[start of DATA TO PROCESS]
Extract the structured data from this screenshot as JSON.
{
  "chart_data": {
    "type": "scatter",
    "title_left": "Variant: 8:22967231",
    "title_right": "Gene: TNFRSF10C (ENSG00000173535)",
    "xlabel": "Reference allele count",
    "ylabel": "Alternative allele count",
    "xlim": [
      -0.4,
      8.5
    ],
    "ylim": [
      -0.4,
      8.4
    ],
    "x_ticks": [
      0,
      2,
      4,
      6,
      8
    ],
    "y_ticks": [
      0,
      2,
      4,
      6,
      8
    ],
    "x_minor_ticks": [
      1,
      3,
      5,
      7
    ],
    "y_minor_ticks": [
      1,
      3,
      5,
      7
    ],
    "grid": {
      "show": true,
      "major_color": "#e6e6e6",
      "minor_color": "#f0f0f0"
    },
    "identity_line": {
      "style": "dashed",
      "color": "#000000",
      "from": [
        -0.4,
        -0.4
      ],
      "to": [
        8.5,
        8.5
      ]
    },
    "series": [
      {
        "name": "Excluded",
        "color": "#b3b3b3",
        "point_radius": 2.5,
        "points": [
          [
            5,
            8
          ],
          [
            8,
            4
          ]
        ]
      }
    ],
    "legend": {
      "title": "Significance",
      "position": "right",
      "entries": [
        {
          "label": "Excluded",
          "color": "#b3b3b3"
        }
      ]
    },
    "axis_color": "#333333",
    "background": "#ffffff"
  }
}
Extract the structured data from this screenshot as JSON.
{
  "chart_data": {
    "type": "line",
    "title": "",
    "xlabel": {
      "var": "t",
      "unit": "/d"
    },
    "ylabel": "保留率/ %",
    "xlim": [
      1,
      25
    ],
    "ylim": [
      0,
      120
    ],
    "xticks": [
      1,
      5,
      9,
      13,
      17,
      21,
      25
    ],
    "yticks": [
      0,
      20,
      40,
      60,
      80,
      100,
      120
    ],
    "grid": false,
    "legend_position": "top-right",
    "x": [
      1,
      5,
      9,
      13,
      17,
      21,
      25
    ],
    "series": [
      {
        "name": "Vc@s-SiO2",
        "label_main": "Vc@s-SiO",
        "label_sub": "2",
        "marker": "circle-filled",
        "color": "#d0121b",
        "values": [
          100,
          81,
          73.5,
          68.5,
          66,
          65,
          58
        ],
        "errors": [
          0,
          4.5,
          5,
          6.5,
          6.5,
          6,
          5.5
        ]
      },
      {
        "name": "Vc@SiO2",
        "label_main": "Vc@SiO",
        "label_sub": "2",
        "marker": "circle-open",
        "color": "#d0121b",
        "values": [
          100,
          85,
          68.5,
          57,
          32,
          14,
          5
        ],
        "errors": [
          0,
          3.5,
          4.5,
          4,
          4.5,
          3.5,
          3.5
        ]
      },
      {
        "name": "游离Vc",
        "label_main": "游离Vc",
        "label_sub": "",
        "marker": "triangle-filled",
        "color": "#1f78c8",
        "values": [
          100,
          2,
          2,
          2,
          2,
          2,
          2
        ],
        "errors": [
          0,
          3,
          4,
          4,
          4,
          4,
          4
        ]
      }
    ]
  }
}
[end of DATA TO PROCESS]
- _THE REQUEST_
From the entries above, copy every line that holds the word "count".

- _ANSWER TO THIS EXERCISE_
    "xlabel": "Reference allele count",
    "ylabel": "Alternative allele count",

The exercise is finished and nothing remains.